-- Begin RECORD LIST --

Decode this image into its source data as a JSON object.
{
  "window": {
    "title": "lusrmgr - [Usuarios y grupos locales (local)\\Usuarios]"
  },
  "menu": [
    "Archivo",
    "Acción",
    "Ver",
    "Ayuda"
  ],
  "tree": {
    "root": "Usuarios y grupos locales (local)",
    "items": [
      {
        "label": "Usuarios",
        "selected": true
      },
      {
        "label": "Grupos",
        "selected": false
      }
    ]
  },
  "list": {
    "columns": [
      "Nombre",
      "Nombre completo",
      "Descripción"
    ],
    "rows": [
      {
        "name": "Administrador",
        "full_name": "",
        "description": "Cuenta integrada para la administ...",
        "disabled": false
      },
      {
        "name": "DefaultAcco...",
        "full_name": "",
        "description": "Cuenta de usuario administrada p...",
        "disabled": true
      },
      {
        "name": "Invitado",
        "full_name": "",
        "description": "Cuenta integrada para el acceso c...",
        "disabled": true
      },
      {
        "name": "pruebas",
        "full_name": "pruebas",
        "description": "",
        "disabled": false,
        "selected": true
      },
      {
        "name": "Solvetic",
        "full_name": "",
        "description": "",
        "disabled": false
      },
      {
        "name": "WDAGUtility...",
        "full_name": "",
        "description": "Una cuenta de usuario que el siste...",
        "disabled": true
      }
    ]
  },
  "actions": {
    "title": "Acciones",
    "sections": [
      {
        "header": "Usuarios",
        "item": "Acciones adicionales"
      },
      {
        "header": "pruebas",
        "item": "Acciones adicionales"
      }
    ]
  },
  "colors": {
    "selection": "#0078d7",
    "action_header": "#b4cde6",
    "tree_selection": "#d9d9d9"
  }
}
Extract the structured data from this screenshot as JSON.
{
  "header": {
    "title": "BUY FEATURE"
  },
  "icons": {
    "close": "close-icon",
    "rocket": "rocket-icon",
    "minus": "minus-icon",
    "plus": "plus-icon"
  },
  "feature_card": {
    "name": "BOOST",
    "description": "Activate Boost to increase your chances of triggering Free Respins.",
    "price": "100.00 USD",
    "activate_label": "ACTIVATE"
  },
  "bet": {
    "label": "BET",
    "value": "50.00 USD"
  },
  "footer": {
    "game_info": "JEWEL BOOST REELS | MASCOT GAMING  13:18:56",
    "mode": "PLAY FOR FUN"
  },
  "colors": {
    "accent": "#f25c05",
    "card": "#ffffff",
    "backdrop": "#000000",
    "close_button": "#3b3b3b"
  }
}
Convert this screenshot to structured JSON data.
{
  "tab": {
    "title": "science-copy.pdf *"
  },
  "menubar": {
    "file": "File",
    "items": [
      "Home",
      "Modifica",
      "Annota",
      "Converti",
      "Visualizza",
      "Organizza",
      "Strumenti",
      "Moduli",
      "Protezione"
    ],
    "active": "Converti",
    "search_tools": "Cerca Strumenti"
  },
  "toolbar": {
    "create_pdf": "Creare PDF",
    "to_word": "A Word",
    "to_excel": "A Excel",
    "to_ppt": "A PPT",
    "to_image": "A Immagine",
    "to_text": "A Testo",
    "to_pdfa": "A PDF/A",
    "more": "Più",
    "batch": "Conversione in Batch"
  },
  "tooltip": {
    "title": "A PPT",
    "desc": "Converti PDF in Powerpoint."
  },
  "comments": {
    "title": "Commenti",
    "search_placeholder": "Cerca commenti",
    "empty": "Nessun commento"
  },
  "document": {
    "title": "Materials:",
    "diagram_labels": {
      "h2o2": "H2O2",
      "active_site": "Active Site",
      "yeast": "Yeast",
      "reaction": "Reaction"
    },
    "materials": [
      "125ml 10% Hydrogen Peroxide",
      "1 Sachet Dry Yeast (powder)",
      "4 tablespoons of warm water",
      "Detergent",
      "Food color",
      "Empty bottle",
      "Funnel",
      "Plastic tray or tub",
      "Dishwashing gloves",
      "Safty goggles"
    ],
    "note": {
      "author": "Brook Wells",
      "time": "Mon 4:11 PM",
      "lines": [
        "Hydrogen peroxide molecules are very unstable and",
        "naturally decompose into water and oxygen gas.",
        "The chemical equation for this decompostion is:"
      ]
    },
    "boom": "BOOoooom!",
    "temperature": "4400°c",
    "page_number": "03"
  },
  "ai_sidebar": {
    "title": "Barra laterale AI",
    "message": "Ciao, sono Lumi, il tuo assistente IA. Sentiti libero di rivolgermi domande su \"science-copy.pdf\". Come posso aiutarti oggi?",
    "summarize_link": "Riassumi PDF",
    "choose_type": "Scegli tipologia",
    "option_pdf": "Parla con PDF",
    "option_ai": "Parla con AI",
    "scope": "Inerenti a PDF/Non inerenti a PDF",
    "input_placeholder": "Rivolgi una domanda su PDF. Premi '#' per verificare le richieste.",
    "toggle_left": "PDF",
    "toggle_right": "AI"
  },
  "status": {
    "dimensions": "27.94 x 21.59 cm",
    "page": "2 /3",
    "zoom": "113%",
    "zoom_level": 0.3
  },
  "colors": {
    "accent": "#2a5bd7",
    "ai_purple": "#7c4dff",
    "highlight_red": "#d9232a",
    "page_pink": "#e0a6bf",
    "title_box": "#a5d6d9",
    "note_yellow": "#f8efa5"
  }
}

-- End RECORD LIST --

From the entries above, copy each line holding "Parla".

__EXPECTED ANSWER__.
    "option_pdf": "Parla con PDF",
    "option_ai": "Parla con AI",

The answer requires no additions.